Given data →
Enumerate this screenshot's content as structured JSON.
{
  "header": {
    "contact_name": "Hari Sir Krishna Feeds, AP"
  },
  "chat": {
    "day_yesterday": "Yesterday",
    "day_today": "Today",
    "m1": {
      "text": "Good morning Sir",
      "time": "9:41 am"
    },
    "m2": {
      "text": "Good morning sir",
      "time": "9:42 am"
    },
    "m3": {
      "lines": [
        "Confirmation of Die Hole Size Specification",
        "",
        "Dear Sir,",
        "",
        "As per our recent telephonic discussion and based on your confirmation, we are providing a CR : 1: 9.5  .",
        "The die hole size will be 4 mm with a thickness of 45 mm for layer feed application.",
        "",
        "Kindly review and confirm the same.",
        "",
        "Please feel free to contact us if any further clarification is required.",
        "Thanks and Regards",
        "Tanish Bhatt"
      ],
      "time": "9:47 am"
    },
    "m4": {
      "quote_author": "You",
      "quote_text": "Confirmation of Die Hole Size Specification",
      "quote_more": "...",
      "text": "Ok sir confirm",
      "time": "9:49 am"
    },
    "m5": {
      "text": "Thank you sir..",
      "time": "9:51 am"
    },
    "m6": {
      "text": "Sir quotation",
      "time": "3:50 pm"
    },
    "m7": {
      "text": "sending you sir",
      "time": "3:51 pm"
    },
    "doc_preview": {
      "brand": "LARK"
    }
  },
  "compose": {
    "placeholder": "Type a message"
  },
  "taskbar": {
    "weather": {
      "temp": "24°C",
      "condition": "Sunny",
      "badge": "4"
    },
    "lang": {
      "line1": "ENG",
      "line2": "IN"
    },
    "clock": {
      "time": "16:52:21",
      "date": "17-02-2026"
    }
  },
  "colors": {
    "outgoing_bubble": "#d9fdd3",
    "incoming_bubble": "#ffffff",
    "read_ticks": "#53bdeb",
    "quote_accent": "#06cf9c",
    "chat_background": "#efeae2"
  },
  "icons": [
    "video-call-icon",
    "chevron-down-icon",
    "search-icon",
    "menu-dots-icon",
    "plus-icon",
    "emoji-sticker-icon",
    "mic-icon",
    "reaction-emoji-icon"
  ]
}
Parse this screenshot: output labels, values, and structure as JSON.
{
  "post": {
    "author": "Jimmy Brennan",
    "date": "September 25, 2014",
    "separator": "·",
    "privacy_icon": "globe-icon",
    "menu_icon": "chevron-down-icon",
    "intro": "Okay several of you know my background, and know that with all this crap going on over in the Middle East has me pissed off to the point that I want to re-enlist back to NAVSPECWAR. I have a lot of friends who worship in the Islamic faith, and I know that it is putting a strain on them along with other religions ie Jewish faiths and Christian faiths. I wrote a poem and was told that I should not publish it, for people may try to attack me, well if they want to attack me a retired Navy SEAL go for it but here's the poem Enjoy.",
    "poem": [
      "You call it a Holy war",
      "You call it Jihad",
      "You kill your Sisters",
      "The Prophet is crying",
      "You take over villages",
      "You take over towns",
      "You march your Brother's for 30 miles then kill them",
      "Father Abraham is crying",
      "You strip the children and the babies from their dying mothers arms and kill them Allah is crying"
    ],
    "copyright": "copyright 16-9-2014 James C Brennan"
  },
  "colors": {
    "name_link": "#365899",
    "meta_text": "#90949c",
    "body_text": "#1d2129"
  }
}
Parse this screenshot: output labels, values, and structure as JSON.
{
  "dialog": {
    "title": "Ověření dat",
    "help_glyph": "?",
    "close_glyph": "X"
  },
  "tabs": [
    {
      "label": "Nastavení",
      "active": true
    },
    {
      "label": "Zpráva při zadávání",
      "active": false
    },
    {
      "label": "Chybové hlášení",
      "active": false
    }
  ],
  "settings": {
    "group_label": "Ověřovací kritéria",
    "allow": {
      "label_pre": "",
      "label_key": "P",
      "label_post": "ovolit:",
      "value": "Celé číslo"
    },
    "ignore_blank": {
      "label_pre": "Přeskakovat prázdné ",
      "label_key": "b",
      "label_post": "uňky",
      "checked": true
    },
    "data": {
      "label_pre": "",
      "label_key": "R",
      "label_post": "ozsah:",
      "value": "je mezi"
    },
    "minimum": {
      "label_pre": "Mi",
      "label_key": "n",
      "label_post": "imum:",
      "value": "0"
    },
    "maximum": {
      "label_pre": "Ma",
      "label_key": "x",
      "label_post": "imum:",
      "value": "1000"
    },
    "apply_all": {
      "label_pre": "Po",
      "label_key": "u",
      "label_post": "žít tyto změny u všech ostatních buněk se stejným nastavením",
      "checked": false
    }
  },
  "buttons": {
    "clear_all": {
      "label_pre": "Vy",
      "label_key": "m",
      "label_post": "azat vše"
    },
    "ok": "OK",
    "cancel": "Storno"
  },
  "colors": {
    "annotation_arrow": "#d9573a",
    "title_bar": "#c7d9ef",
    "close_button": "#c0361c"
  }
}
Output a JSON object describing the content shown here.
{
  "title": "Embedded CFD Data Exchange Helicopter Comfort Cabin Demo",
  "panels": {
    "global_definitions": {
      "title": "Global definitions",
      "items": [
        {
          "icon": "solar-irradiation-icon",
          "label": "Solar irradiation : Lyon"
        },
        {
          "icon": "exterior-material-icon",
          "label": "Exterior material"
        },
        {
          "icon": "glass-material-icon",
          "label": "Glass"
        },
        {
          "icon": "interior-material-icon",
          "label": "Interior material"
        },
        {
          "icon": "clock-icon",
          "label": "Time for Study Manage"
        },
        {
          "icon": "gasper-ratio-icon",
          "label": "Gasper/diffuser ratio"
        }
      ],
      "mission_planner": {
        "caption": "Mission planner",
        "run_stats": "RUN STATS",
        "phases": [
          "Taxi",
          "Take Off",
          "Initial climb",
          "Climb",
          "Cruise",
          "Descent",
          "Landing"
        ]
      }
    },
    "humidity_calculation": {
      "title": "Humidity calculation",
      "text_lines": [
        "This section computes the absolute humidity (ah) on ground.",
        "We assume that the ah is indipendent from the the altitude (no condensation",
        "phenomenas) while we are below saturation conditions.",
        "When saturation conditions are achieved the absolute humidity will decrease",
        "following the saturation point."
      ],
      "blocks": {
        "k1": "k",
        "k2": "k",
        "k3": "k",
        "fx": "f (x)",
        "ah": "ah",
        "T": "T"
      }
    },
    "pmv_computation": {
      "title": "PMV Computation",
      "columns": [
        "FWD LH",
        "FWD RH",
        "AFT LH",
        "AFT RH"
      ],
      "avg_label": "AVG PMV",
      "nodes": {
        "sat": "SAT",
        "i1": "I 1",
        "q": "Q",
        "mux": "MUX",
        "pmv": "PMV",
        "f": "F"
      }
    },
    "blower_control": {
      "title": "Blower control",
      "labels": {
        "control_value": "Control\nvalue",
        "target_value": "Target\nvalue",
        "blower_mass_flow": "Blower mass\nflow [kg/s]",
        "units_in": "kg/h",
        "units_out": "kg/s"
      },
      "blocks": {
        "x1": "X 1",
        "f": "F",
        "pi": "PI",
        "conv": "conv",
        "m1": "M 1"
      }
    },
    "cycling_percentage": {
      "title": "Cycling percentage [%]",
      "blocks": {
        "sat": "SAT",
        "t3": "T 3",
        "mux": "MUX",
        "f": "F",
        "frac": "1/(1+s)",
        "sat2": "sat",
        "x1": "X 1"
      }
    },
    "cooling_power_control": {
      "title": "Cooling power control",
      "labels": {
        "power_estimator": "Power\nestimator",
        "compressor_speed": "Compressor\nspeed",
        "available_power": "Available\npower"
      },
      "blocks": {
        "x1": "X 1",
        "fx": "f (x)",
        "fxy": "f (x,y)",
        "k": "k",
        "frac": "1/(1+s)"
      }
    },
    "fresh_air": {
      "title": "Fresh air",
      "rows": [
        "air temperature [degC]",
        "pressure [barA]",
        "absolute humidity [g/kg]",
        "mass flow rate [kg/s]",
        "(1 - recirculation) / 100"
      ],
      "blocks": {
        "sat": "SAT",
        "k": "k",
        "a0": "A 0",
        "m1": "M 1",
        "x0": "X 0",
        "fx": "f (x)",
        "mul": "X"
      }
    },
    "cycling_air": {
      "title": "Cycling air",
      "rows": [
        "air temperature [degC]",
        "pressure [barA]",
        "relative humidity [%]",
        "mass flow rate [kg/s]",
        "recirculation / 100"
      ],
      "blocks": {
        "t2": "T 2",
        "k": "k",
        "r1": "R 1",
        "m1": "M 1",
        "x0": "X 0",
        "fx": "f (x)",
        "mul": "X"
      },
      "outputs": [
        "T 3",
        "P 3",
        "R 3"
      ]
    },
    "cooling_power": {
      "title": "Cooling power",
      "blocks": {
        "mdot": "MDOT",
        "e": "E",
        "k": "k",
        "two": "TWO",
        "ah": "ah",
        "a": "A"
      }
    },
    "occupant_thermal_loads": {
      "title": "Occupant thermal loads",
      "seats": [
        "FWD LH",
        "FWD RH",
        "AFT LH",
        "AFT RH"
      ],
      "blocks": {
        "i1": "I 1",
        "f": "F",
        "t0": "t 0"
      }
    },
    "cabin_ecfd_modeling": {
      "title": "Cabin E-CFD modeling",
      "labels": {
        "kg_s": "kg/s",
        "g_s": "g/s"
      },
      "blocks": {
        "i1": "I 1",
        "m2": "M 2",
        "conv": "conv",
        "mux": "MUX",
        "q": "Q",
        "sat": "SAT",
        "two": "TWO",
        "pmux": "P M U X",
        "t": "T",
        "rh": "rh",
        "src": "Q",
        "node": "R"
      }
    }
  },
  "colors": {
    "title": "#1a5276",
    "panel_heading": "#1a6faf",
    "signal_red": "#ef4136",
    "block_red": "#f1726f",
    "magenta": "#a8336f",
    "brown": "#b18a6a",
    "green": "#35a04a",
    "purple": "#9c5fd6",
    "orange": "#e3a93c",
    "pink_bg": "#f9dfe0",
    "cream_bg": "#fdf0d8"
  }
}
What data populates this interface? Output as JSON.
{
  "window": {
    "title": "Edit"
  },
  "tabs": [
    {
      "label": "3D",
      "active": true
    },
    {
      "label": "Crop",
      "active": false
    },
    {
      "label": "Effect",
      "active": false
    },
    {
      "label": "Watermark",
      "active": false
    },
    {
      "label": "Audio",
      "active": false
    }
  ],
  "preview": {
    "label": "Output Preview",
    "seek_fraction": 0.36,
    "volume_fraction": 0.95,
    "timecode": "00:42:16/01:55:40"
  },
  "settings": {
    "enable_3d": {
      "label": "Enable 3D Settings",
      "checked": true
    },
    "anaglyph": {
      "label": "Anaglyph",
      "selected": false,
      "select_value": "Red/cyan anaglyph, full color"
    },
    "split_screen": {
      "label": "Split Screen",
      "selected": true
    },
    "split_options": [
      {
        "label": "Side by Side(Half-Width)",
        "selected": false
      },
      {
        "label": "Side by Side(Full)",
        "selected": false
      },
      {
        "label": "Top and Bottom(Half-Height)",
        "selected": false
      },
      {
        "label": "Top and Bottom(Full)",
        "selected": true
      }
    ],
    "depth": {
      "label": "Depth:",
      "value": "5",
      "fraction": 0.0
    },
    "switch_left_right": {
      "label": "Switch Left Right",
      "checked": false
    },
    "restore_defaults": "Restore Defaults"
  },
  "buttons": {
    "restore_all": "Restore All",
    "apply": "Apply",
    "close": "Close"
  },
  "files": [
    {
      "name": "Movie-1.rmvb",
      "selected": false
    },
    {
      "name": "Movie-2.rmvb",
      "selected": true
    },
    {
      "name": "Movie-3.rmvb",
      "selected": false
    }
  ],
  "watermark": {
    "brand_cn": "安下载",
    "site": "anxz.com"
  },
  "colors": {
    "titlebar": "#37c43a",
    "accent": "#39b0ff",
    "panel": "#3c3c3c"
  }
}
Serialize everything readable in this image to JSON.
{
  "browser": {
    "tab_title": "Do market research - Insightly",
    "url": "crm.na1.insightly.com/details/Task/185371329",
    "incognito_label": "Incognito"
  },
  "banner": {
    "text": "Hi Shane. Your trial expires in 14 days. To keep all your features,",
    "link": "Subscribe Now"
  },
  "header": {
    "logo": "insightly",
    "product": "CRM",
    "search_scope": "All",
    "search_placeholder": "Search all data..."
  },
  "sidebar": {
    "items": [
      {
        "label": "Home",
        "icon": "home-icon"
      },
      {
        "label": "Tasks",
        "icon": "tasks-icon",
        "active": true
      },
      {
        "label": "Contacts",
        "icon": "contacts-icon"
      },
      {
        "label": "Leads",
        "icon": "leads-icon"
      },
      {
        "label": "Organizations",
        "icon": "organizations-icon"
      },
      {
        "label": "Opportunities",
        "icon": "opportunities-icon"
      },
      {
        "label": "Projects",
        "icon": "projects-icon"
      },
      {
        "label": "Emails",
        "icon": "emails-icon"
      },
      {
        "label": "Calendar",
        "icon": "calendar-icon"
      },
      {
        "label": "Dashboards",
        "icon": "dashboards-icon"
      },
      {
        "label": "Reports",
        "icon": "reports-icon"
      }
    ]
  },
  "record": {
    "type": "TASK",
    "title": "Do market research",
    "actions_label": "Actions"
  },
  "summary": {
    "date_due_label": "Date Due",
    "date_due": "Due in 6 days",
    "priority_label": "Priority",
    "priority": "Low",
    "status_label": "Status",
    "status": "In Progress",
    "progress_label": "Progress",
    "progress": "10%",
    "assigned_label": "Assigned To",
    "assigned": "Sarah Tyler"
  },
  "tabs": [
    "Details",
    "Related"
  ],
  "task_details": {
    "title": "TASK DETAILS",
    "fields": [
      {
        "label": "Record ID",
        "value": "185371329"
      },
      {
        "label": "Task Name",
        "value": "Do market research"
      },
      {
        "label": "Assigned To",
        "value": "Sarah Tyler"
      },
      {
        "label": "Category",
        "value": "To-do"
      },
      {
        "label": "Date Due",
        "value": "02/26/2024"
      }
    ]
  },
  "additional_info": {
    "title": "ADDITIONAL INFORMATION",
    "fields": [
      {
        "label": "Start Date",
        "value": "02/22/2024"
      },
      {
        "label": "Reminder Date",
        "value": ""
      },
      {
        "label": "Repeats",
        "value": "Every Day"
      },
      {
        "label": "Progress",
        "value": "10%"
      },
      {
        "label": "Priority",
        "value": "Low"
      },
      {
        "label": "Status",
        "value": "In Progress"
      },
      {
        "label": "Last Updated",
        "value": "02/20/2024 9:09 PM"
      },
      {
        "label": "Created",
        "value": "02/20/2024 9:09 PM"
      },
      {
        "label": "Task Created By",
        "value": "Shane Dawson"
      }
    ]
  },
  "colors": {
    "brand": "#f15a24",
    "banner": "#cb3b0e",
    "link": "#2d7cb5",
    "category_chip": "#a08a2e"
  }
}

Written instruction →
Go through the records and pull out each line that includes the word "Tyler".

The response →
    "assigned": "Sarah Tyler"
        "value": "Sarah Tyler"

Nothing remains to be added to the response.